WORKING DATA:
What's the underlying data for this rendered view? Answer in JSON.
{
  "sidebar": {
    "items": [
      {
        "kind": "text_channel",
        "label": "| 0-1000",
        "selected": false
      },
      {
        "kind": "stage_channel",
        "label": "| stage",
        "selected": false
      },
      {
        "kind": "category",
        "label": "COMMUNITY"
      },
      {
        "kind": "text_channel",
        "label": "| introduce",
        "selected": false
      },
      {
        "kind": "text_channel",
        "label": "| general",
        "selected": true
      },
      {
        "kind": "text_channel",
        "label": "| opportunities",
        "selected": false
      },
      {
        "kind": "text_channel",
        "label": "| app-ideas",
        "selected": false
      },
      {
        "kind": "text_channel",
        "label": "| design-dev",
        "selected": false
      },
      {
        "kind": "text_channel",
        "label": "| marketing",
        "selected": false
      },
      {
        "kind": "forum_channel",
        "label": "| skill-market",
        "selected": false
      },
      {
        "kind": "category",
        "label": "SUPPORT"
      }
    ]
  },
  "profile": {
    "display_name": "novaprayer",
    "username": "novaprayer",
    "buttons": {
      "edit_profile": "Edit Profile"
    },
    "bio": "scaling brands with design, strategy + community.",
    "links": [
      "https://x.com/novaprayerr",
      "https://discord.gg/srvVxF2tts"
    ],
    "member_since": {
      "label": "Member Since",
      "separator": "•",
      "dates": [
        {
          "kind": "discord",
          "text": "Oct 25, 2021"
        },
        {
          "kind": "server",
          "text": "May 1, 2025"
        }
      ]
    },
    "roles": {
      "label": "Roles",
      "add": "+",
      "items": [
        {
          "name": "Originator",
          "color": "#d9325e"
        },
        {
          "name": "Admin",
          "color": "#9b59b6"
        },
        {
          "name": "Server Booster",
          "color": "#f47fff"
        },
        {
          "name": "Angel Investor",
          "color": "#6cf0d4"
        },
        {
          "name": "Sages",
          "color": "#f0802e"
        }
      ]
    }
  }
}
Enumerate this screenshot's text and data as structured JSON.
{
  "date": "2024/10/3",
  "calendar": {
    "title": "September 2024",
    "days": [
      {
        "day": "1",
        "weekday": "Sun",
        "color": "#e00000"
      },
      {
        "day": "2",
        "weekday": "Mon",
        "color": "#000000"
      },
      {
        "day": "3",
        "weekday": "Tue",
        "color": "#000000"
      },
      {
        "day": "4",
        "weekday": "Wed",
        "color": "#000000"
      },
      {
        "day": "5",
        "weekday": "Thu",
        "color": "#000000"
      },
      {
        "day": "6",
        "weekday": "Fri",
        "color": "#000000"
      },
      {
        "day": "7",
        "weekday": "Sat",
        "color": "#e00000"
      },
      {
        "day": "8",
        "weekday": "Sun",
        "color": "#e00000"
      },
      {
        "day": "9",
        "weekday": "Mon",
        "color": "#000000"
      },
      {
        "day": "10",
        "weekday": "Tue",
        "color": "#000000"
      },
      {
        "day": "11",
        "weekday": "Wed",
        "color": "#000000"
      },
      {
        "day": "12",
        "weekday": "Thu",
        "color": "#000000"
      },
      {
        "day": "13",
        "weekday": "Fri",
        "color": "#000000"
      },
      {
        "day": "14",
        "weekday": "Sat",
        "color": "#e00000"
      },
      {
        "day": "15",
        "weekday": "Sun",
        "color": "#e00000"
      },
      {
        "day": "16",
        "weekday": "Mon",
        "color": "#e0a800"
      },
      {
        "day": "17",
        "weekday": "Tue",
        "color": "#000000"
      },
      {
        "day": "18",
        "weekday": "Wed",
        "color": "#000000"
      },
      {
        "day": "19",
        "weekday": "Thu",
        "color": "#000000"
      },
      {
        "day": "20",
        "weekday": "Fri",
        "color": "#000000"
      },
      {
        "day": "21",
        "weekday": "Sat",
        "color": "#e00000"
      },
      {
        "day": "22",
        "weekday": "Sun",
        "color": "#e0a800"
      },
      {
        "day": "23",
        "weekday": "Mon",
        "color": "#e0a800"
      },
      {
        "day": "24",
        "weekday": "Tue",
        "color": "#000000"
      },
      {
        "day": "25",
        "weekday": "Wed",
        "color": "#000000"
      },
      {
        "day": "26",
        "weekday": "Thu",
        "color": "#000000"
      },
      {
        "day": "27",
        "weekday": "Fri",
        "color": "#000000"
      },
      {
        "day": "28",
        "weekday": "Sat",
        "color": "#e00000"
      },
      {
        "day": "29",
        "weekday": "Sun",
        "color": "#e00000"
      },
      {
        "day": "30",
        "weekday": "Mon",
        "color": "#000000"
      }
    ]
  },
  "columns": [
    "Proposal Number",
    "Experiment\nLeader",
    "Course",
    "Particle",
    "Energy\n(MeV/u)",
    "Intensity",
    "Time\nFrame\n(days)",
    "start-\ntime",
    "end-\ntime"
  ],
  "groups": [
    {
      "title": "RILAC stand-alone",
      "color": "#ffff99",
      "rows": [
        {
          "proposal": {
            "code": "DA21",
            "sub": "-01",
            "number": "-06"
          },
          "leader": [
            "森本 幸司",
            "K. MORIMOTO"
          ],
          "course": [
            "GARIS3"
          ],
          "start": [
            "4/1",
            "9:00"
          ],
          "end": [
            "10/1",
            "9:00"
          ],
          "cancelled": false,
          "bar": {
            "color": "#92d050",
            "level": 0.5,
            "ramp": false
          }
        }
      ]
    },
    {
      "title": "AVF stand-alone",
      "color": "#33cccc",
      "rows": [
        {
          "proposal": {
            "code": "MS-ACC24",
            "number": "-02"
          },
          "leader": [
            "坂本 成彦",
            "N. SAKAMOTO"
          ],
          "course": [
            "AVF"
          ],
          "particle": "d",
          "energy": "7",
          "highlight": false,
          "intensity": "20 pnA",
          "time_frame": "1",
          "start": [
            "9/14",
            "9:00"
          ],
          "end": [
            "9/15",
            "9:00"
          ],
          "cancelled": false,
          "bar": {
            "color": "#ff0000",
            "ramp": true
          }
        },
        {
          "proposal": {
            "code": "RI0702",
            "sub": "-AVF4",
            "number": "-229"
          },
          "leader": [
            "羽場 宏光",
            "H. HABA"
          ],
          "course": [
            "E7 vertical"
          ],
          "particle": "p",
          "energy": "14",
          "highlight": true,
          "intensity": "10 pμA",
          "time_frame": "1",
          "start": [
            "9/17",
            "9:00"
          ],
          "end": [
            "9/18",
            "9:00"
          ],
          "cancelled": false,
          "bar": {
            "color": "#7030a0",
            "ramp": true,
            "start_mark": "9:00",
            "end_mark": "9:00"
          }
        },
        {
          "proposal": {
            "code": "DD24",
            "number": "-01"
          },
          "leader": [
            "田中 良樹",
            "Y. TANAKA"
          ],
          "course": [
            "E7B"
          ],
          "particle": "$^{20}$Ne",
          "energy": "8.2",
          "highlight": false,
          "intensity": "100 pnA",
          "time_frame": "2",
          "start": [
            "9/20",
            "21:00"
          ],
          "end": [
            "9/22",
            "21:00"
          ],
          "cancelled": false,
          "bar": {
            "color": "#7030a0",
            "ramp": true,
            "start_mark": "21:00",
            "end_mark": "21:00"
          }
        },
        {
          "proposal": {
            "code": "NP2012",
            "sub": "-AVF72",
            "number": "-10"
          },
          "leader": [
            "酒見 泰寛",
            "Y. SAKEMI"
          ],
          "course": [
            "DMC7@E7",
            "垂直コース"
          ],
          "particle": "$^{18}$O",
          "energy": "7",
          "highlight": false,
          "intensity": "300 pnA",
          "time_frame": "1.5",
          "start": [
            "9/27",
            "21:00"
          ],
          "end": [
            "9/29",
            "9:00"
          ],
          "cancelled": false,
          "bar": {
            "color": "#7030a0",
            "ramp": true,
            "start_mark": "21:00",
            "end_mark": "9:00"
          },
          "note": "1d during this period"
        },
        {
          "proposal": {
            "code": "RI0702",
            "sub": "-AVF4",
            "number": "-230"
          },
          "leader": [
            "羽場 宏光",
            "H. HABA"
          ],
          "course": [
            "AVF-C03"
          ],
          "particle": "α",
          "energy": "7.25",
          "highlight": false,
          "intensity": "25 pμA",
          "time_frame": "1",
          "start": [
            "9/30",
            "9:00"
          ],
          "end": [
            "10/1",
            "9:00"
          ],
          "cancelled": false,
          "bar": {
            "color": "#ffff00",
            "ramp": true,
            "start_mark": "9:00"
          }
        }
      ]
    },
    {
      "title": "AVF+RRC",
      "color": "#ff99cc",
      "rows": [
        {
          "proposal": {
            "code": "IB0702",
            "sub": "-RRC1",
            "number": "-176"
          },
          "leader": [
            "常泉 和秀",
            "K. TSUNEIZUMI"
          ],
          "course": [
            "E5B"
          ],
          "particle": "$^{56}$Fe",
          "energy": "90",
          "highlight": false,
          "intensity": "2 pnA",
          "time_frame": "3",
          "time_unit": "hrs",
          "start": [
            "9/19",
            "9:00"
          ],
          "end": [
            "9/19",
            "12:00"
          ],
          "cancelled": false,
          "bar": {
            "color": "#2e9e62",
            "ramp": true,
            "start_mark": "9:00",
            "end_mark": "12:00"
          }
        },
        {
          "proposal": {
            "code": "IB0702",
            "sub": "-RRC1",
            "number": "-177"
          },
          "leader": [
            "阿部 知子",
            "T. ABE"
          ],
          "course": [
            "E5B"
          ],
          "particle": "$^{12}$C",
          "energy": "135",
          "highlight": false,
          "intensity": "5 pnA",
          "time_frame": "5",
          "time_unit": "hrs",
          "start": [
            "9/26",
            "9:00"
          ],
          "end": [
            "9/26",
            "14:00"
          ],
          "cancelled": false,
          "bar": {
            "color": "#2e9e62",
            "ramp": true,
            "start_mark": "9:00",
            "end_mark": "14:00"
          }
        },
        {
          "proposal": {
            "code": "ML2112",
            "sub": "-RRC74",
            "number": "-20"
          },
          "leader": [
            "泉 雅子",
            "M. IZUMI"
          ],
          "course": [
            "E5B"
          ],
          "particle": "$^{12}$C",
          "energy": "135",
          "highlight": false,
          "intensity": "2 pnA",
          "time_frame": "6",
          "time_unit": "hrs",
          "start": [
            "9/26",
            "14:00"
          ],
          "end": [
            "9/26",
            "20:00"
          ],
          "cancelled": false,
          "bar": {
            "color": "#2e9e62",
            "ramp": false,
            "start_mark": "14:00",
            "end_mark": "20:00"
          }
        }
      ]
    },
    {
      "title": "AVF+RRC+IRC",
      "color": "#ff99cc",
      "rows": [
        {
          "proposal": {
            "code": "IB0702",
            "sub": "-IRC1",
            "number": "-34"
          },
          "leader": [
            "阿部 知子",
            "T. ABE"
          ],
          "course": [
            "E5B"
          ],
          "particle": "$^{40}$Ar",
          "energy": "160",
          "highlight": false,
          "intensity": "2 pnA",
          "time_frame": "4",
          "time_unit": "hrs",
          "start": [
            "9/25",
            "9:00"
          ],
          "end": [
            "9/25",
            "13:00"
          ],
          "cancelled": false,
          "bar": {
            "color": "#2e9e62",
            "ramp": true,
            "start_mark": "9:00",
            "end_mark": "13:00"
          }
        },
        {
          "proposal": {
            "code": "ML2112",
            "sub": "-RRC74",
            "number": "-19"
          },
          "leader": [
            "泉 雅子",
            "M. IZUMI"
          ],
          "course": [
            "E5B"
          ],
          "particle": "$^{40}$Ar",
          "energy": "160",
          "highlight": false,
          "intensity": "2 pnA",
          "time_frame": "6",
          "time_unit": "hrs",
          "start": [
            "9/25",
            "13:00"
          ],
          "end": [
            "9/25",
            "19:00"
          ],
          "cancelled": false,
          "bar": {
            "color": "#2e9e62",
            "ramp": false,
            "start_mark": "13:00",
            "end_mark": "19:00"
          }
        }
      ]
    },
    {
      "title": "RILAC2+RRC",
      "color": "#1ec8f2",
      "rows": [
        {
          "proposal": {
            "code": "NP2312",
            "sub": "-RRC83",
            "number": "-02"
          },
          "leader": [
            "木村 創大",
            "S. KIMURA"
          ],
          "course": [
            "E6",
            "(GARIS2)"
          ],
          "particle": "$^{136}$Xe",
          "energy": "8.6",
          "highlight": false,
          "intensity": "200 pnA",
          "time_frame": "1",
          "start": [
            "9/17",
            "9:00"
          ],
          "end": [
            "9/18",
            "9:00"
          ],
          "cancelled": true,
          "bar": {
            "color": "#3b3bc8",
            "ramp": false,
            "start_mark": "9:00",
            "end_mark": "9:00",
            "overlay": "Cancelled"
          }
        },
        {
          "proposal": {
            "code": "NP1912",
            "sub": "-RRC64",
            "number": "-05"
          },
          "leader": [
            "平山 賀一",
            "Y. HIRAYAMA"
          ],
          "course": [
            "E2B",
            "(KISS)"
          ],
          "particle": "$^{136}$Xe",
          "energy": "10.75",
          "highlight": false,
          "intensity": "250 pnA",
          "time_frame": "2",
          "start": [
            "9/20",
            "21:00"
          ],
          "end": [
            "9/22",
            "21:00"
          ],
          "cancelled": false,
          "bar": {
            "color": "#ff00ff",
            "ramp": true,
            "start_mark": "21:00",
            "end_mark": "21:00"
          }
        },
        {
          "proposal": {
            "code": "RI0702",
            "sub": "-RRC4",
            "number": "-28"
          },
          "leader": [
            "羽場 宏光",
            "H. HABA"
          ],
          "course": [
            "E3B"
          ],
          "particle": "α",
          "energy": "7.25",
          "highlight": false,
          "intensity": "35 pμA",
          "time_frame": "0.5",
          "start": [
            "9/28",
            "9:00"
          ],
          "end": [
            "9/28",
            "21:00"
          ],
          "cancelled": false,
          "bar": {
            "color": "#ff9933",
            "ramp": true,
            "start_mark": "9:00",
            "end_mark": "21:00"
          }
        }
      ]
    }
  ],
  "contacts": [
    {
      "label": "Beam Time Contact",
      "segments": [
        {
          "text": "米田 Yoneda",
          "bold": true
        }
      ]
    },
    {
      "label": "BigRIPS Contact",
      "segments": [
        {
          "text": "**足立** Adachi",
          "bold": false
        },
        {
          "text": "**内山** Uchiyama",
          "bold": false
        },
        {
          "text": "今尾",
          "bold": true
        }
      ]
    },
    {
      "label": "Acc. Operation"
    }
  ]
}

OBJECTIVE:
Locate each line containing the string "design" and show it.

RESULT OF THIS TASK:
        "label": "| design-dev",
    "bio": "scaling brands with design, strategy + community.",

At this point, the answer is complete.